- _What is needed_
Give the data below again, word for word.

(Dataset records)
☆ ☆ ☆ ☆

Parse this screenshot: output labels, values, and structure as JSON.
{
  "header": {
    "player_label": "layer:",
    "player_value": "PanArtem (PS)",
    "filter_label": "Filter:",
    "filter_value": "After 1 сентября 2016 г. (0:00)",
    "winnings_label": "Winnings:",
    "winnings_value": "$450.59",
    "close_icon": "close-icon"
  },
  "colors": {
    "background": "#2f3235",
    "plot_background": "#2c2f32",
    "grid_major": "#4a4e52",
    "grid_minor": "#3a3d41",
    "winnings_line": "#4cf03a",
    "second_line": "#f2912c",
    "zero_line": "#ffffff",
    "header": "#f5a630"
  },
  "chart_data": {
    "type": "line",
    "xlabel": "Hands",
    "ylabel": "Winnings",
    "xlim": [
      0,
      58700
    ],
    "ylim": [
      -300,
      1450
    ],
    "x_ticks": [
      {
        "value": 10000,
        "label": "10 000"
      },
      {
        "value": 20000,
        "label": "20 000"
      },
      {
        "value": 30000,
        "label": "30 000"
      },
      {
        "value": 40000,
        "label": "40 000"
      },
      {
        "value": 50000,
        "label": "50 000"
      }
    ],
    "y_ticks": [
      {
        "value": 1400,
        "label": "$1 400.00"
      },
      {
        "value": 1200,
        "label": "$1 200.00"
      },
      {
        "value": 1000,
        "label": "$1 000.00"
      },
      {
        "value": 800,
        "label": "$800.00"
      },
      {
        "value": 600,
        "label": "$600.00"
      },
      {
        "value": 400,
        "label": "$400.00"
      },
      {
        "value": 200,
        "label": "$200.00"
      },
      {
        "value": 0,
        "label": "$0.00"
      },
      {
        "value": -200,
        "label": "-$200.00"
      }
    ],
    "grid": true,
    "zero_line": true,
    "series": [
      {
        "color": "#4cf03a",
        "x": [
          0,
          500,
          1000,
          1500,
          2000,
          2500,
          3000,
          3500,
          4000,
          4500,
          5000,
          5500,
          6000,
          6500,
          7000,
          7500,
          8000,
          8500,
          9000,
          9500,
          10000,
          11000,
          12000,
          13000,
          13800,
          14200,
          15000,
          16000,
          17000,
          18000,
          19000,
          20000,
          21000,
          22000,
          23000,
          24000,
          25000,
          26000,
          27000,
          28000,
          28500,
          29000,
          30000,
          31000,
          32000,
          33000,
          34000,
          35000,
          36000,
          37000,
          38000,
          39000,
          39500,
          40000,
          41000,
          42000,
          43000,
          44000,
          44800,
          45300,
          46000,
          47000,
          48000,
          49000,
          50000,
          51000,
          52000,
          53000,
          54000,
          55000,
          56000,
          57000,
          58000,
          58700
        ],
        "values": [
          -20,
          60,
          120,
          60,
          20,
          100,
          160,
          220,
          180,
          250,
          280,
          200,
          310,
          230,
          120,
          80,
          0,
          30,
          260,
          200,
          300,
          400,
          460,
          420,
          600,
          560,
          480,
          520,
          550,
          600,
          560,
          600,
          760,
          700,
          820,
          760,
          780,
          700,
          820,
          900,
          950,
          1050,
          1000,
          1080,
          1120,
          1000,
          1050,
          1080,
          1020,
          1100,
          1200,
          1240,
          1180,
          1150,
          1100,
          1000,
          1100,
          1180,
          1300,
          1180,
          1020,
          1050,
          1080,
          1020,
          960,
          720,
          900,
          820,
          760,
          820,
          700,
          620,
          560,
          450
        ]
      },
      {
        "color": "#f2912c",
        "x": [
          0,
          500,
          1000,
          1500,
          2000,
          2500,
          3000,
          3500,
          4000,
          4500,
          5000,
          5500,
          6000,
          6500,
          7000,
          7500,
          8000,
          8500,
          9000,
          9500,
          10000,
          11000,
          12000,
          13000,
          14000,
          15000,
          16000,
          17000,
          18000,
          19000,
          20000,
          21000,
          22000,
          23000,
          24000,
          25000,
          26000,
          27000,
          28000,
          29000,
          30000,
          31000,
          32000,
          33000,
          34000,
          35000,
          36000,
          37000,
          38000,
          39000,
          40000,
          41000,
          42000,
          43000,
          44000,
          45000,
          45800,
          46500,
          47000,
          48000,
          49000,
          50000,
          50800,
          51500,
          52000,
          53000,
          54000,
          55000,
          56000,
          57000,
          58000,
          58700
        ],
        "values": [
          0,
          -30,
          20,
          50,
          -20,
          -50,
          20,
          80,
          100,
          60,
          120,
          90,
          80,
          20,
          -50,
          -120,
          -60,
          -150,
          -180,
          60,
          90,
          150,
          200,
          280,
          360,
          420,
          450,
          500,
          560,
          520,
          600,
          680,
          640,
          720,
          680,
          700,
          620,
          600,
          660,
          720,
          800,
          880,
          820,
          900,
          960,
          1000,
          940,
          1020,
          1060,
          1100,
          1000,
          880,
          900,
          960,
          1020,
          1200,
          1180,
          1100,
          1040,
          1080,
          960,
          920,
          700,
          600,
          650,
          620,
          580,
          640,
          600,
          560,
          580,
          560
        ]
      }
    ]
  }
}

☆ ☆ ☆ ☆

- _Result of this exercise_
Parse this screenshot: output labels, values, and structure as JSON.
{
  "header": {
    "player_label": "layer:",
    "player_value": "PanArtem (PS)",
    "filter_label": "Filter:",
    "filter_value": "After 1 сентября 2016 г. (0:00)",
    "winnings_label": "Winnings:",
    "winnings_value": "$450.59",
    "close_icon": "close-icon"
  },
  "colors": {
    "background": "#2f3235",
    "plot_background": "#2c2f32",
    "grid_major": "#4a4e52",
    "grid_minor": "#3a3d41",
    "winnings_line": "#4cf03a",
    "second_line": "#f2912c",
    "zero_line": "#ffffff",
    "header": "#f5a630"
  },
  "chart_data": {
    "type": "line",
    "xlabel": "Hands",
    "ylabel": "Winnings",
    "xlim": [
      0,
      58700
    ],
    "ylim": [
      -300,
      1450
    ],
    "x_ticks": [
      {
        "value": 10000,
        "label": "10 000"
      },
      {
        "value": 20000,
        "label": "20 000"
      },
      {
        "value": 30000,
        "label": "30 000"
      },
      {
        "value": 40000,
        "label": "40 000"
      },
      {
        "value": 50000,
        "label": "50 000"
      }
    ],
    "y_ticks": [
      {
        "value": 1400,
        "label": "$1 400.00"
      },
      {
        "value": 1200,
        "label": "$1 200.00"
      },
      {
        "value": 1000,
        "label": "$1 000.00"
      },
      {
        "value": 800,
        "label": "$800.00"
      },
      {
        "value": 600,
        "label": "$600.00"
      },
      {
        "value": 400,
        "label": "$400.00"
      },
      {
        "value": 200,
        "label": "$200.00"
      },
      {
        "value": 0,
        "label": "$0.00"
      },
      {
        "value": -200,
        "label": "-$200.00"
      }
    ],
    "grid": true,
    "zero_line": true,
    "series": [
      {
        "color": "#4cf03a",
        "x": [
          0,
          500,
          1000,
          1500,
          2000,
          2500,
          3000,
          3500,
          4000,
          4500,
          5000,
          5500,
          6000,
          6500,
          7000,
          7500,
          8000,
          8500,
          9000,
          9500,
          10000,
          11000,
          12000,
          13000,
          13800,
          14200,
          15000,
          16000,
          17000,
          18000,
          19000,
          20000,
          21000,
          22000,
          23000,
          24000,
          25000,
          26000,
          27000,
          28000,
          28500,
          29000,
          30000,
          31000,
          32000,
          33000,
          34000,
          35000,
          36000,
          37000,
          38000,
          39000,
          39500,
          40000,
          41000,
          42000,
          43000,
          44000,
          44800,
          45300,
          46000,
          47000,
          48000,
          49000,
          50000,
          51000,
          52000,
          53000,
          54000,
          55000,
          56000,
          57000,
          58000,
          58700
        ],
        "values": [
          -20,
          60,
          120,
          60,
          20,
          100,
          160,
          220,
          180,
          250,
          280,
          200,
          310,
          230,
          120,
          80,
          0,
          30,
          260,
          200,
          300,
          400,
          460,
          420,
          600,
          560,
          480,
          520,
          550,
          600,
          560,
          600,
          760,
          700,
          820,
          760,
          780,
          700,
          820,
          900,
          950,
          1050,
          1000,
          1080,
          1120,
          1000,
          1050,
          1080,
          1020,
          1100,
          1200,
          1240,
          1180,
          1150,
          1100,
          1000,
          1100,
          1180,
          1300,
          1180,
          1020,
          1050,
          1080,
          1020,
          960,
          720,
          900,
          820,
          760,
          820,
          700,
          620,
          560,
          450
        ]
      },
      {
        "color": "#f2912c",
        "x": [
          0,
          500,
          1000,
          1500,
          2000,
          2500,
          3000,
          3500,
          4000,
          4500,
          5000,
          5500,
          6000,
          6500,
          7000,
          7500,
          8000,
          8500,
          9000,
          9500,
          10000,
          11000,
          12000,
          13000,
          14000,
          15000,
          16000,
          17000,
          18000,
          19000,
          20000,
          21000,
          22000,
          23000,
          24000,
          25000,
          26000,
          27000,
          28000,
          29000,
          30000,
          31000,
          32000,
          33000,
          34000,
          35000,
          36000,
          37000,
          38000,
          39000,
          40000,
          41000,
          42000,
          43000,
          44000,
          45000,
          45800,
          46500,
          47000,
          48000,
          49000,
          50000,
          50800,
          51500,
          52000,
          53000,
          54000,
          55000,
          56000,
          57000,
          58000,
          58700
        ],
        "values": [
          0,
          -30,
          20,
          50,
          -20,
          -50,
          20,
          80,
          100,
          60,
          120,
          90,
          80,
          20,
          -50,
          -120,
          -60,
          -150,
          -180,
          60,
          90,
          150,
          200,
          280,
          360,
          420,
          450,
          500,
          560,
          520,
          600,
          680,
          640,
          720,
          680,
          700,
          620,
          600,
          660,
          720,
          800,
          880,
          820,
          900,
          960,
          1000,
          940,
          1020,
          1060,
          1100,
          1000,
          880,
          900,
          960,
          1020,
          1200,
          1180,
          1100,
          1040,
          1080,
          960,
          920,
          700,
          600,
          650,
          620,
          580,
          640,
          600,
          560,
          580,
          560
        ]
      }
    ]
  }
}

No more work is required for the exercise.